LISTED ENTRIES:
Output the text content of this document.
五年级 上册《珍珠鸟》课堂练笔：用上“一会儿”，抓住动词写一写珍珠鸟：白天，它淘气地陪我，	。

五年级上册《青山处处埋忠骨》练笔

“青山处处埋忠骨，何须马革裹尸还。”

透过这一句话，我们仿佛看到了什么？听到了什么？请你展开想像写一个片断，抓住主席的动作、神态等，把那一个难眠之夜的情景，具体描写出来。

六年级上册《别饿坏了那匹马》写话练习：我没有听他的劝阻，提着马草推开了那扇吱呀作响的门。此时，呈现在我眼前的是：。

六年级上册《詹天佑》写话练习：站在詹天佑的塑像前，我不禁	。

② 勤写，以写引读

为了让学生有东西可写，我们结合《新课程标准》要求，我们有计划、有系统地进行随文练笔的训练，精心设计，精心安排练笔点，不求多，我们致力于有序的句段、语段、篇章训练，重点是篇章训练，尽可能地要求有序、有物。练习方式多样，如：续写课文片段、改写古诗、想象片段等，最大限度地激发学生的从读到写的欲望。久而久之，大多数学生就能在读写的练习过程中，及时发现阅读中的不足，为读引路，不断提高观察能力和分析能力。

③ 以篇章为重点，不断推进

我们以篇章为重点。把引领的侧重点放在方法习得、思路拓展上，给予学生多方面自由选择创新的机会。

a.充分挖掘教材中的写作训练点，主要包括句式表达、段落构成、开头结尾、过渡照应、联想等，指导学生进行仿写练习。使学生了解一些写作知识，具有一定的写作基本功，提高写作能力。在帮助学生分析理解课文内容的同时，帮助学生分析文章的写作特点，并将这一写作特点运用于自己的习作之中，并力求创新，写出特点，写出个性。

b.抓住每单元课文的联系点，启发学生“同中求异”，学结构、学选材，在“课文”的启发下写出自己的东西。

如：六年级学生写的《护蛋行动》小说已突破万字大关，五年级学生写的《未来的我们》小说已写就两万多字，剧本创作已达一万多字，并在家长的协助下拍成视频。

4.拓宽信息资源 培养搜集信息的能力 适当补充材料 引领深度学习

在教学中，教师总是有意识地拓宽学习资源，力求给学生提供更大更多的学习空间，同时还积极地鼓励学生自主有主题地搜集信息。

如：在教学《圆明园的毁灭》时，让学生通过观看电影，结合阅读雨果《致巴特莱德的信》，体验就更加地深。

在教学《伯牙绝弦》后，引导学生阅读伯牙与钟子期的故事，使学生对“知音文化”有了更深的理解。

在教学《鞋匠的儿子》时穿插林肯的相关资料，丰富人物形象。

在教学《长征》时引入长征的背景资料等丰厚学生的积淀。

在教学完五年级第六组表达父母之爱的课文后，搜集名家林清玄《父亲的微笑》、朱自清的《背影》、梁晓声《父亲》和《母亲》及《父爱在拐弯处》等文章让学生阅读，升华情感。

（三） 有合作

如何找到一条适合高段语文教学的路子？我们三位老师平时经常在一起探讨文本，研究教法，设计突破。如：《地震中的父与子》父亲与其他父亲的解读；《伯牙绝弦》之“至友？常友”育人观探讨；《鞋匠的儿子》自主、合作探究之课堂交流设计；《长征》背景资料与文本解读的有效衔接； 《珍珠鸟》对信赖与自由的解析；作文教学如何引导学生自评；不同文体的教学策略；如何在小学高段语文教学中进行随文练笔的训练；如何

INSTRUCTIONS FOR THE TASK: Show the lines that mention the word "鞋匠的儿子".

WRITTEN ANSWER:
在教学《鞋匠的儿子》时穿插林肯的相关资料，丰富人物形象。
如何找到一条适合高段语文教学的路子？我们三位老师平时经常在一起探讨文本，研究教法，设计突破。如：《地震中的父与子》父亲与其他父亲的解读；《伯牙绝弦》之“至友？常友”育人观探讨；《鞋匠的儿子》自主、合作探究之课堂交流设计；《长征》背景资料与文本解读的有效衔接； 《珍珠鸟》对信赖与自由的解析；作文教学如何引导学生自评；不同文体的教学策略；如何在小学高段语文教学中进行随文练笔的训练；如何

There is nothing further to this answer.